Stored records:

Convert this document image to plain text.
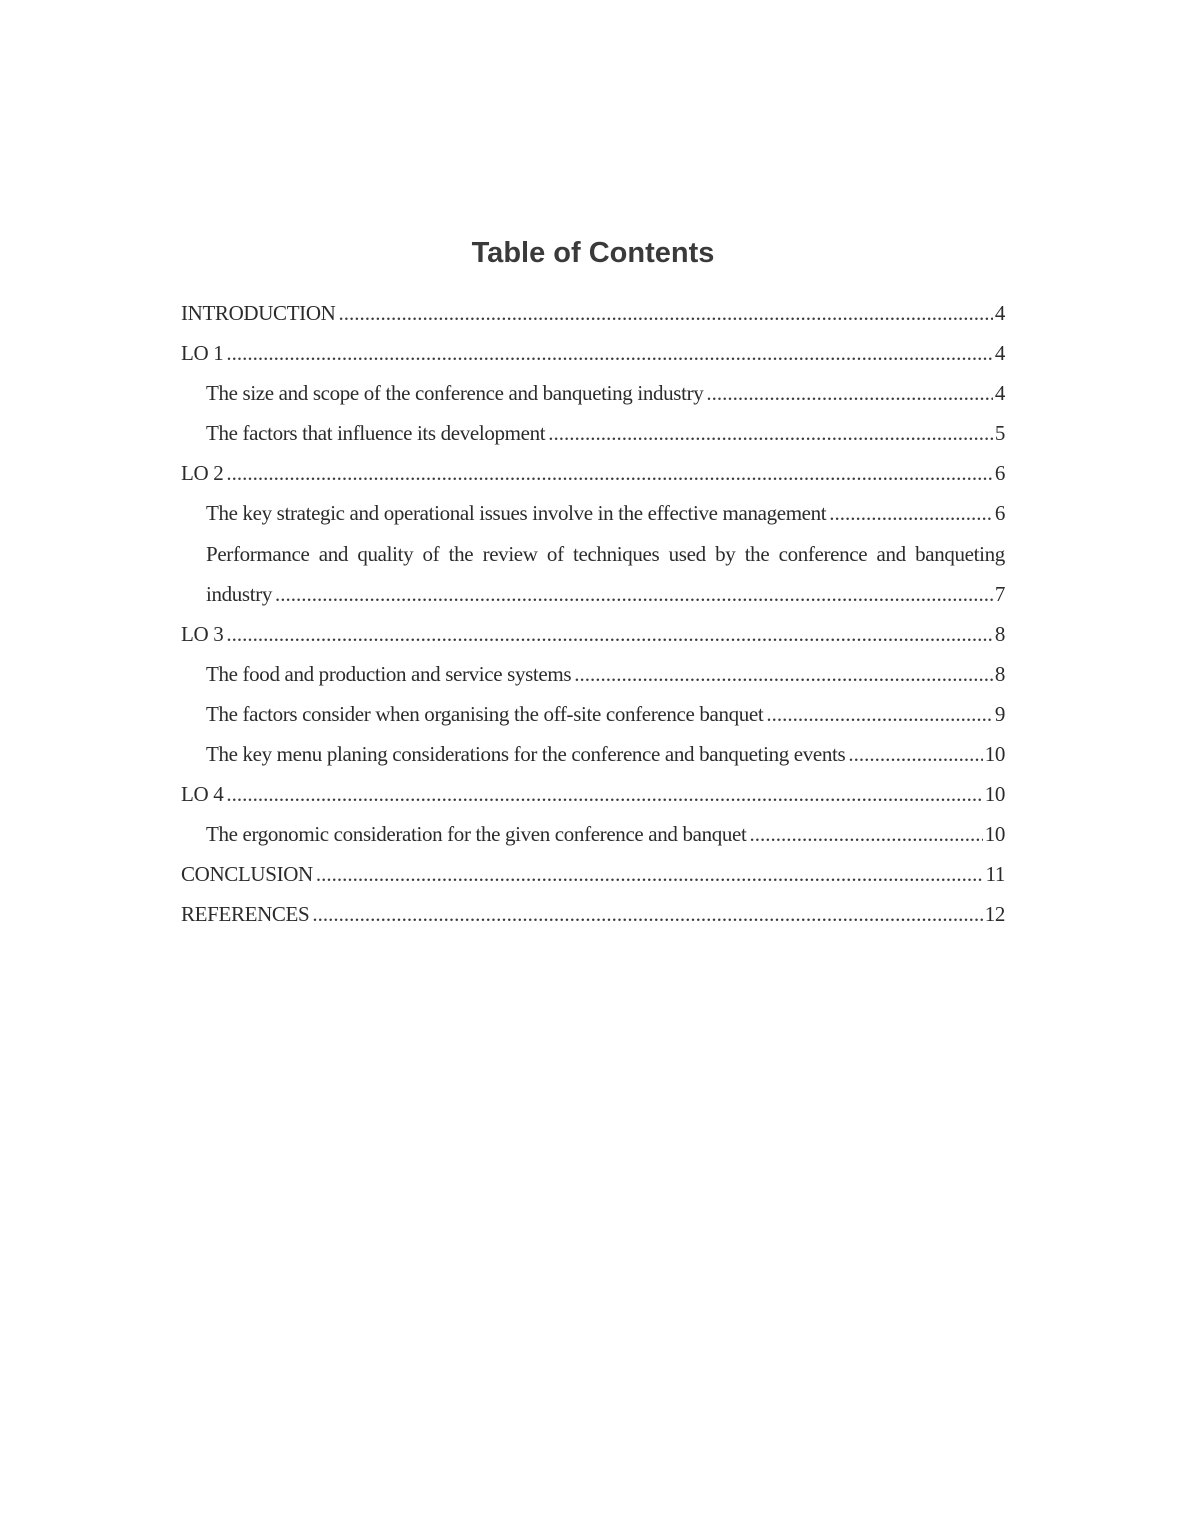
Table of Contents
INTRODUCTION .....	4
LO 1 .....	4
The size and scope of the conference and banqueting industry .....	4
The factors that influence its development .....	5
LO 2 .....	6
The key strategic and operational issues involve in the effective management .....	6
Performance and quality of the review of techniques used by the conference and banqueting
industry .....	7
LO 3 .....	8
The food and production and service systems .....	8
The factors consider when organising the off-site conference banquet .....	9
The key menu planing considerations for the conference and banqueting events .....	10
LO 4 .....	10
The ergonomic consideration for the given conference and banquet .....	10
CONCLUSION .....	11
REFERENCES .....	12
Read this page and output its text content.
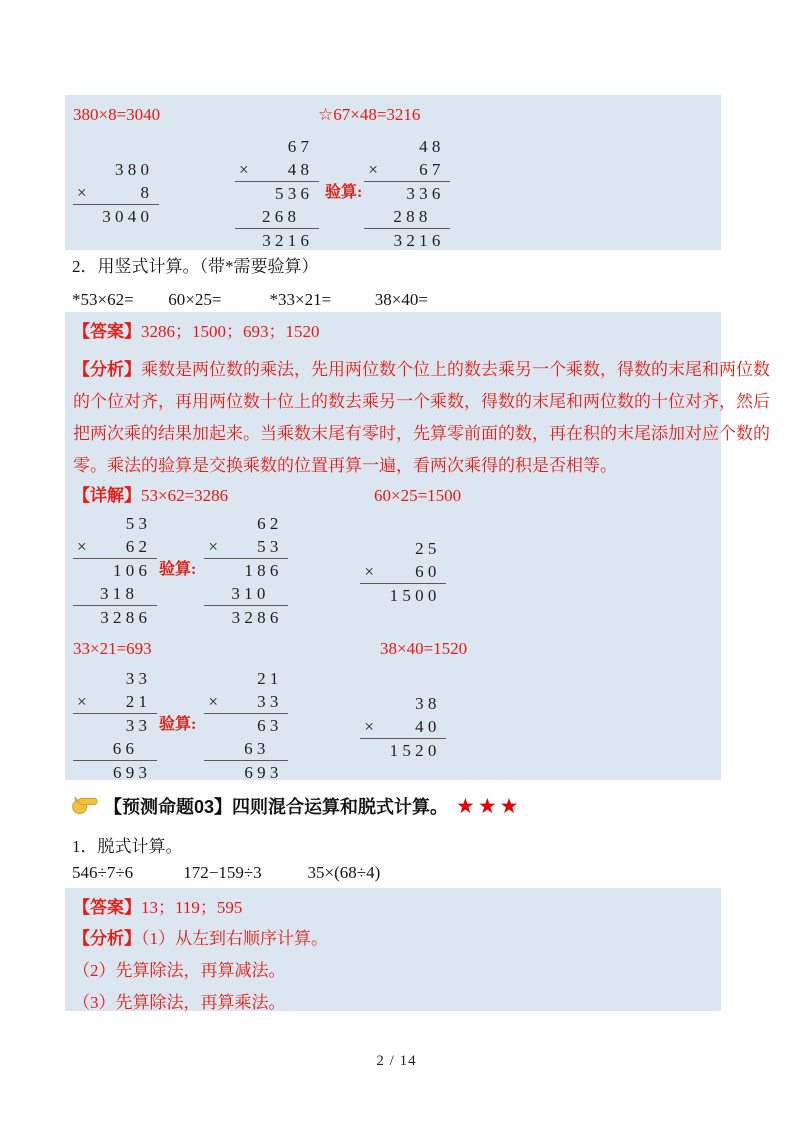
380×8=3040	☆67×48=3216
3 8 0
×	8
3 0 4 0
6 7
× 4 8
5 3 6
2 6 8
3 2 1 6
验算:
4 8
× 6 7
3 3 6
2 8 8
3 2 1 6
2．用竖式计算。（带*需要验算）
*53×62= 60×25=	*33×21=	38×40=
【答案】3286；1500；693；1520
【分析】乘数是两位数的乘法，先用两位数个位上的数去乘另一个乘数，得数的末尾和两位数
的个位对齐，再用两位数十位上的数去乘另一个乘数，得数的末尾和两位数的十位对齐，然后
把两次乘的结果加起来。当乘数末尾有零时，先算零前面的数，再在积的末尾添加对应个数的
零。乘法的验算是交换乘数的位置再算一遍，看两次乘得的积是否相等。
【详解】53×62=3286	60×25=1500
5 3
× 6 2
1 0 6
3 1 8
3 2 8 6
验算:
6 2
× 5 3
1 8 6
3 1 0
3 2 8 6
2 5
× 6 0
1 5 0 0
33×21=693	38×40=1520
3 3
× 2 1
3 3
6 6
6 9 3
验算:
2 1
× 3 3
6 3
6 3
6 9 3
3 8
× 4 0
1 5 2 0
【预测命题03】四则混合运算和脱式计算。 ★★★
1．脱式计算。
546÷7÷6	172−159÷3	35×(68÷4)
【答案】13；119；595
【分析】（1）从左到右顺序计算。
（2）先算除法，再算减法。
（3）先算除法，再算乘法。
2 / 14
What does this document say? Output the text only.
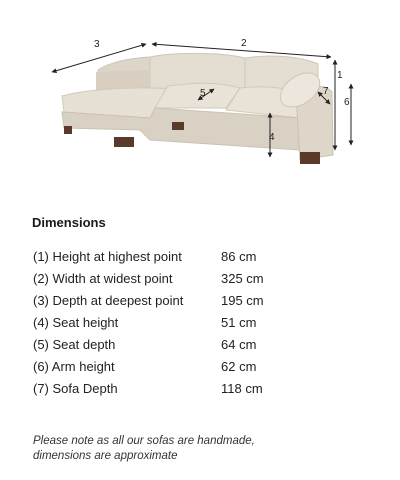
1
2
3
4
5
6
7
Dimensions
(1) Height at highest point	86 cm
(2) Width at widest point	325 cm
(3) Depth at deepest point	195 cm
(4) Seat height	51 cm
(5) Seat depth	64 cm
(6) Arm height	62 cm
(7) Sofa Depth	118 cm
Please note as all our sofas are handmade,
dimensions are approximate
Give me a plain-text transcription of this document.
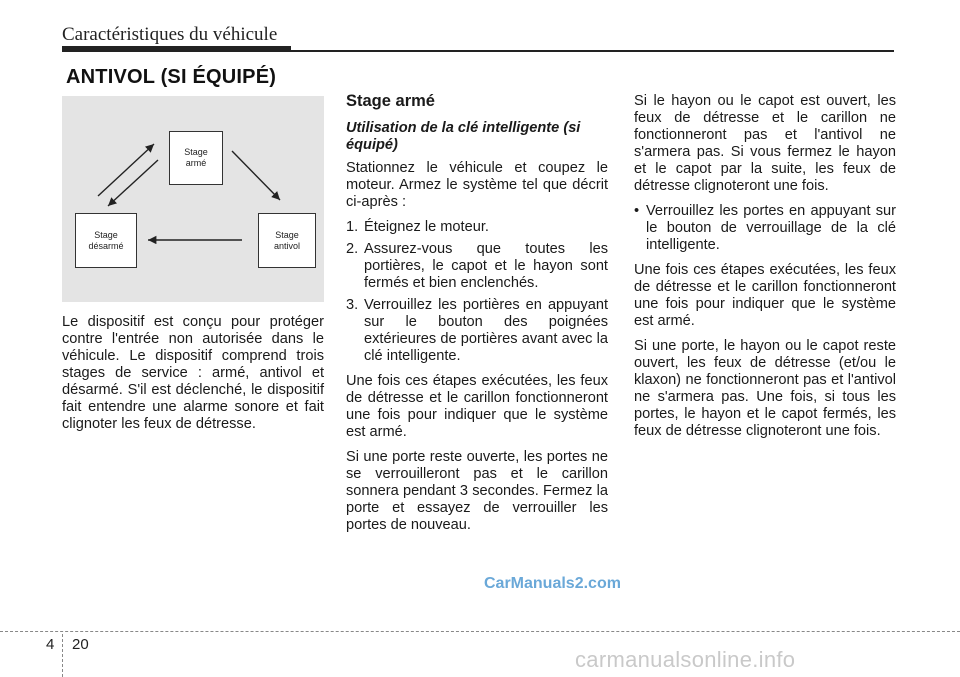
Caractéristiques du véhicule
ANTIVOL (SI ÉQUIPÉ)
Stage
armé
Stage
désarmé
Stage
antivol

Le dispositif est conçu pour protéger contre l'entrée non autorisée dans le véhicule. Le dispositif comprend trois stages de service : armé, antivol et désarmé. S'il est déclenché, le dispositif fait entendre une alarme sonore et fait clignoter les feux de détresse.

Stage armé
Utilisation de la clé intelligente (si équipé)

Stationnez le véhicule et coupez le moteur. Armez le système tel que décrit ci-après :

1. Éteignez le moteur.
2. Assurez-vous que toutes les portières, le capot et le hayon sont fermés et bien enclenchés.
3. Verrouillez les portières en appuyant sur le bouton des poignées extérieures de portières avant avec la clé intelligente.

Une fois ces étapes exécutées, les feux de détresse et le carillon fonctionneront une fois pour indiquer que le système est armé.

Si une porte reste ouverte, les portes ne se verrouilleront pas et le carillon sonnera pendant 3 secondes. Fermez la porte et essayez de verrouiller les portes de nouveau.

Si le hayon ou le capot est ouvert, les feux de détresse et le carillon ne fonctionneront pas et l'antivol ne s'armera pas. Si vous fermez le hayon et le capot par la suite, les feux de détresse clignoteront une fois.

• Verrouillez les portes en appuyant sur le bouton de verrouillage de la clé intelligente.

Une fois ces étapes exécutées, les feux de détresse et le carillon fonctionneront une fois pour indiquer que le système est armé.

Si une porte, le hayon ou le capot reste ouvert, les feux de détresse (et/ou le klaxon) ne fonctionneront pas et l'antivol ne s'armera pas. Une fois, si tous les portes, le hayon et le capot fermés, les feux de détresse clignoteront une fois.

CarManuals2.com
4 20
carmanualsonline.info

**Set problem**
Copy each line exactly, and leave the pictures out of your copy.

**Output**
Convert this document image to plain text.
Table of Contents
INTRODUCTION .....	4
LO 1 .....	4
The size and scope of the conference and banqueting industry .....	4
The factors that influence its development .....	5
LO 2 .....	6
The key strategic and operational issues involve in the effective management .....	6
Performance and quality of the review of techniques used by the conference and banqueting
industry .....	7
LO 3 .....	8
The food and production and service systems .....	8
The factors consider when organising the off-site conference banquet .....	9
The key menu planing considerations for the conference and banqueting events .....	10
LO 4 .....	10
The ergonomic consideration for the given conference and banquet .....	10
CONCLUSION .....	11
REFERENCES .....	12
Read this page and output its text content.
380×8=3040	☆67×48=3216
3 8 0
×	8
3 0 4 0
6 7
× 4 8
5 3 6
2 6 8
3 2 1 6
验算:
4 8
× 6 7
3 3 6
2 8 8
3 2 1 6
2．用竖式计算。（带*需要验算）
*53×62= 60×25=	*33×21=	38×40=
【答案】3286；1500；693；1520
【分析】乘数是两位数的乘法，先用两位数个位上的数去乘另一个乘数，得数的末尾和两位数
的个位对齐，再用两位数十位上的数去乘另一个乘数，得数的末尾和两位数的十位对齐，然后
把两次乘的结果加起来。当乘数末尾有零时，先算零前面的数，再在积的末尾添加对应个数的
零。乘法的验算是交换乘数的位置再算一遍，看两次乘得的积是否相等。
【详解】53×62=3286	60×25=1500
5 3
× 6 2
1 0 6
3 1 8
3 2 8 6
验算:
6 2
× 5 3
1 8 6
3 1 0
3 2 8 6
2 5
× 6 0
1 5 0 0
33×21=693	38×40=1520
3 3
× 2 1
3 3
6 6
6 9 3
验算:
2 1
× 3 3
6 3
6 3
6 9 3
3 8
× 4 0
1 5 2 0
【预测命题03】四则混合运算和脱式计算。 ★★★
1．脱式计算。
546÷7÷6	172−159÷3	35×(68÷4)
【答案】13；119；595
【分析】（1）从左到右顺序计算。
（2）先算除法，再算减法。
（3）先算除法，再算乘法。
2 / 14
What does this document say? Output the text only.
1
2
3
4
5
6
7
Dimensions
(1) Height at highest point	86 cm
(2) Width at widest point	325 cm
(3) Depth at deepest point	195 cm
(4) Seat height	51 cm
(5) Seat depth	64 cm
(6) Arm height	62 cm
(7) Sofa Depth	118 cm
Please note as all our sofas are handmade,
dimensions are approximate
Give me a plain-text transcription of this document.
Caractéristiques du véhicule
ANTIVOL (SI ÉQUIPÉ)
Stage
armé
Stage
désarmé
Stage
antivol

Le dispositif est conçu pour protéger contre l'entrée non autorisée dans le véhicule. Le dispositif comprend trois stages de service : armé, antivol et désarmé. S'il est déclenché, le dispositif fait entendre une alarme sonore et fait clignoter les feux de détresse.

Stage armé
Utilisation de la clé intelligente (si équipé)

Stationnez le véhicule et coupez le moteur. Armez le système tel que décrit ci-après :

1. Éteignez le moteur.
2. Assurez-vous que toutes les portières, le capot et le hayon sont fermés et bien enclenchés.
3. Verrouillez les portières en appuyant sur le bouton des poignées extérieures de portières avant avec la clé intelligente.

Une fois ces étapes exécutées, les feux de détresse et le carillon fonctionneront une fois pour indiquer que le système est armé.

Si une porte reste ouverte, les portes ne se verrouilleront pas et le carillon sonnera pendant 3 secondes. Fermez la porte et essayez de verrouiller les portes de nouveau.

Si le hayon ou le capot est ouvert, les feux de détresse et le carillon ne fonctionneront pas et l'antivol ne s'armera pas. Si vous fermez le hayon et le capot par la suite, les feux de détresse clignoteront une fois.

• Verrouillez les portes en appuyant sur le bouton de verrouillage de la clé intelligente.

Une fois ces étapes exécutées, les feux de détresse et le carillon fonctionneront une fois pour indiquer que le système est armé.

Si une porte, le hayon ou le capot reste ouvert, les feux de détresse (et/ou le klaxon) ne fonctionneront pas et l'antivol ne s'armera pas. Une fois, si tous les portes, le hayon et le capot fermés, les feux de détresse clignoteront une fois.

CarManuals2.com
4 20
carmanualsonline.info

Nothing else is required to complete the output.